**PROBLEM REQUIREMENTS**
Extract each line of the material that follows exactly and omit its pictures.

Stored data:
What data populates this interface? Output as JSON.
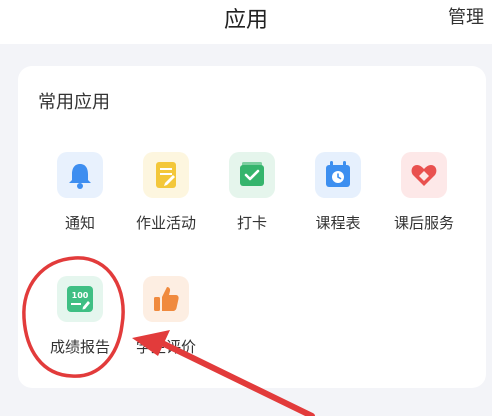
{
  "header": {
    "title": "应用",
    "manage_label": "管理"
  },
  "section": {
    "title": "常用应用"
  },
  "apps": [
    {
      "label": "通知",
      "icon": "bell-icon",
      "color": "#3e8ef0"
    },
    {
      "label": "作业活动",
      "icon": "document-edit-icon",
      "color": "#f3c73a"
    },
    {
      "label": "打卡",
      "icon": "checkmark-icon",
      "color": "#35b46c"
    },
    {
      "label": "课程表",
      "icon": "calendar-clock-icon",
      "color": "#3d8ff0"
    },
    {
      "label": "课后服务",
      "icon": "heart-hands-icon",
      "color": "#e9514f"
    },
    {
      "label": "成绩报告",
      "icon": "score-report-icon",
      "color": "#3fbf84"
    },
    {
      "label": "学生评价",
      "icon": "thumbs-up-icon",
      "color": "#f08a3e"
    }
  ],
  "annotation": {
    "color": "#e23b3b"
  }
}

**OUTPUT**
What data populates this interface? Output as JSON.
{
  "header": {
    "title": "应用",
    "manage_label": "管理"
  },
  "section": {
    "title": "常用应用"
  },
  "apps": [
    {
      "label": "通知",
      "icon": "bell-icon",
      "color": "#3e8ef0"
    },
    {
      "label": "作业活动",
      "icon": "document-edit-icon",
      "color": "#f3c73a"
    },
    {
      "label": "打卡",
      "icon": "checkmark-icon",
      "color": "#35b46c"
    },
    {
      "label": "课程表",
      "icon": "calendar-clock-icon",
      "color": "#3d8ff0"
    },
    {
      "label": "课后服务",
      "icon": "heart-hands-icon",
      "color": "#e9514f"
    },
    {
      "label": "成绩报告",
      "icon": "score-report-icon",
      "color": "#3fbf84"
    },
    {
      "label": "学生评价",
      "icon": "thumbs-up-icon",
      "color": "#f08a3e"
    }
  ],
  "annotation": {
    "color": "#e23b3b"
  }
}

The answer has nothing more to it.